- Data lines -
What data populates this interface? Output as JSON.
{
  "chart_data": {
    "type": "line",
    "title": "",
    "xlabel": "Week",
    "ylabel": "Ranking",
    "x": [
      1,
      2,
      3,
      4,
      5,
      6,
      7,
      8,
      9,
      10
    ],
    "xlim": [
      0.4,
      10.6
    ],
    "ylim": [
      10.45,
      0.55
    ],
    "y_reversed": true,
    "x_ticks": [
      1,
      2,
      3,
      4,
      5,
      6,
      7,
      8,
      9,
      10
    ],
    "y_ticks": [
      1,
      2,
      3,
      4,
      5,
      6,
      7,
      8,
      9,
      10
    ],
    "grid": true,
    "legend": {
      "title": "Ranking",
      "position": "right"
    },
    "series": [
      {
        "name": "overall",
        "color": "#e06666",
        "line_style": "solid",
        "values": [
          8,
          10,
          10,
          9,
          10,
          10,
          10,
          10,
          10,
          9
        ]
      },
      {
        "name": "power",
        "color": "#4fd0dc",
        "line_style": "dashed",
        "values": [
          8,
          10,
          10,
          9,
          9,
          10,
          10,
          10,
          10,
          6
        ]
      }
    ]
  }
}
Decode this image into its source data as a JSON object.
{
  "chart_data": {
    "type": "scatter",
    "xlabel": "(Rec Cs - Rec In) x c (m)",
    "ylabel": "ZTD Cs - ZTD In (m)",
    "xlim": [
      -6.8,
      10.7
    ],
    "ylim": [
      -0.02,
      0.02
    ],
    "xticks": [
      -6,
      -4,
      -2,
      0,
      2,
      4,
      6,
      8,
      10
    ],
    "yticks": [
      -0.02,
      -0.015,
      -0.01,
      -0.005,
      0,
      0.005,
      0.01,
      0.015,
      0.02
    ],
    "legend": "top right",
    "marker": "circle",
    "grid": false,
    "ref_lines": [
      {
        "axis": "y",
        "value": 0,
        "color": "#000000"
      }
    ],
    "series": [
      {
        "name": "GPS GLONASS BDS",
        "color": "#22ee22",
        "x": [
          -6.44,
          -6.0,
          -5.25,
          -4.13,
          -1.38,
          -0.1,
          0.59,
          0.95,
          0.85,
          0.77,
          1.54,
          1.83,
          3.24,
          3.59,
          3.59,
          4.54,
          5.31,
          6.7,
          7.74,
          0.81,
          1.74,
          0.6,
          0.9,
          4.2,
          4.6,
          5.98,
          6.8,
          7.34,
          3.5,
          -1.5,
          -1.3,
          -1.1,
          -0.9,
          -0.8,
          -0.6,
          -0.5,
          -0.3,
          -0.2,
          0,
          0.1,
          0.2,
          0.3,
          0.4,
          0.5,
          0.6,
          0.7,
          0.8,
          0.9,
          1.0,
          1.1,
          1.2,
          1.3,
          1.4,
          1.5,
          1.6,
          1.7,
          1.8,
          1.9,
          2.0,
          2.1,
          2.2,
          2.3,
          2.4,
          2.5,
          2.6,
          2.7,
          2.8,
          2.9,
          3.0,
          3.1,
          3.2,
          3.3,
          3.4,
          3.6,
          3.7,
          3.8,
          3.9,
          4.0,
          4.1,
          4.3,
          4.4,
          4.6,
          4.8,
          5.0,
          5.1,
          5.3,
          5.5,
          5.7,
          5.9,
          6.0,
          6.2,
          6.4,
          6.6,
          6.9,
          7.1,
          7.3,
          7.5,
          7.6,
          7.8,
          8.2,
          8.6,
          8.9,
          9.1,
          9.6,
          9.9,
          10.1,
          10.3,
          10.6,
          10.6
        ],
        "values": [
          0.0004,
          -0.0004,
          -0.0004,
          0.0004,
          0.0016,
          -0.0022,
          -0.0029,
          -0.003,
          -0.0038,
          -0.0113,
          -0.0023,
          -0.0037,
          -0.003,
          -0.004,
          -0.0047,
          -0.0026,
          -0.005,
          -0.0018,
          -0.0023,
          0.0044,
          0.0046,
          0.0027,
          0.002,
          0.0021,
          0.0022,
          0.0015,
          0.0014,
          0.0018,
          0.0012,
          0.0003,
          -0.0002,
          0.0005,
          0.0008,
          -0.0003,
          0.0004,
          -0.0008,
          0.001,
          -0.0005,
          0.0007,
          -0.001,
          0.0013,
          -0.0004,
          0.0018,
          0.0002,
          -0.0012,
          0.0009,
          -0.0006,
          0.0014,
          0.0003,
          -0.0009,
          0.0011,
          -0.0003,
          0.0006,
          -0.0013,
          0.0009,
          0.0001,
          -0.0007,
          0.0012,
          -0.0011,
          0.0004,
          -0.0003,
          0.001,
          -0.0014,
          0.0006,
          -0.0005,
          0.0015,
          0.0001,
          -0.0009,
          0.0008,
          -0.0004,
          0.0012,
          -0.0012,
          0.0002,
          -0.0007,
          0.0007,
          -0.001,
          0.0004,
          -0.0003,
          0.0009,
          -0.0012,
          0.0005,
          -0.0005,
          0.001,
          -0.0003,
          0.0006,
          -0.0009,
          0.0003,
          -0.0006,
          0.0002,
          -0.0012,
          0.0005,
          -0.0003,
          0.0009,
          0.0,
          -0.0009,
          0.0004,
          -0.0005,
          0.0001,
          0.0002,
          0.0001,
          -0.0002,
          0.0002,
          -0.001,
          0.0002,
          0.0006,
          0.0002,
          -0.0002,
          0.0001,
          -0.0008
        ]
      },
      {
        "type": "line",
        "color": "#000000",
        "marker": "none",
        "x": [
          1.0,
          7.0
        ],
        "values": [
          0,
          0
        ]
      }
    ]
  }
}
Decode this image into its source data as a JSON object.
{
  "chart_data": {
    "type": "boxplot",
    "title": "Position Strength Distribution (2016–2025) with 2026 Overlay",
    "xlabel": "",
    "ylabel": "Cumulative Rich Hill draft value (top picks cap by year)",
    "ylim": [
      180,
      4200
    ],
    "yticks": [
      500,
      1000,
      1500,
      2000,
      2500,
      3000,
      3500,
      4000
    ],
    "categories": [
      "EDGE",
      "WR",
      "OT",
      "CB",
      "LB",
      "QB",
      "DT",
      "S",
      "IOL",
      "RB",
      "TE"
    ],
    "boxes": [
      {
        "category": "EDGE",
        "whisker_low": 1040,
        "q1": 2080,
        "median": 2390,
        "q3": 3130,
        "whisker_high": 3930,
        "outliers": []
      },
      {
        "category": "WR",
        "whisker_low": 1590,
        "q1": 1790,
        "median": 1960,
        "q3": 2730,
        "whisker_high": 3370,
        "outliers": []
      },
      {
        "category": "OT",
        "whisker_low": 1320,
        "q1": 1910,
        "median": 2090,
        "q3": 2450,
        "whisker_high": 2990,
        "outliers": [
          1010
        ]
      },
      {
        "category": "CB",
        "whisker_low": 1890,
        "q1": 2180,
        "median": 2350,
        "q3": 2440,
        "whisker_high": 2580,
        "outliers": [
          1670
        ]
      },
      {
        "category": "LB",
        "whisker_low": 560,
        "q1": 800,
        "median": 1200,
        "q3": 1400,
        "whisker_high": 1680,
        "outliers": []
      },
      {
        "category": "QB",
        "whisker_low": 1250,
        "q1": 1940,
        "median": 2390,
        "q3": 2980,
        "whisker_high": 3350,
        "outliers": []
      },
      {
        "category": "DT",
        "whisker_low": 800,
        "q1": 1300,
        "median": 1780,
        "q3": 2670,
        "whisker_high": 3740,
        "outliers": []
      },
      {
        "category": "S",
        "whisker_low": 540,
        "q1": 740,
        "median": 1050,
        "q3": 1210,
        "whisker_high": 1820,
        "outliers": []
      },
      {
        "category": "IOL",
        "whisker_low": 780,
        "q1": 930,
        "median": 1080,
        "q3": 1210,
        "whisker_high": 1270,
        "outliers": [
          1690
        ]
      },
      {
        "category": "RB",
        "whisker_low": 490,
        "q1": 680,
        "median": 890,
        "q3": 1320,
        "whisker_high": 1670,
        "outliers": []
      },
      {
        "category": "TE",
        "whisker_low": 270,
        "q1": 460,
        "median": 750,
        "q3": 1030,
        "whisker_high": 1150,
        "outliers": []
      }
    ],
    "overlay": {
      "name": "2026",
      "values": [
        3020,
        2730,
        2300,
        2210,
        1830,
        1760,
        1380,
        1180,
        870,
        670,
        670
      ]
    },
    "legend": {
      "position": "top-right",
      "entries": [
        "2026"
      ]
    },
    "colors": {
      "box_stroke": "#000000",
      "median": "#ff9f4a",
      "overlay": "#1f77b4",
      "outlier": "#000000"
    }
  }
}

- Set task -
Go over the data above and copy every line that has the word "category" in it.

- Answer for the task -
        "category": "EDGE",
        "category": "WR",
        "category": "OT",
        "category": "CB",
        "category": "LB",
        "category": "QB",
        "category": "DT",
        "category": "S",
        "category": "IOL",
        "category": "RB",
        "category": "TE",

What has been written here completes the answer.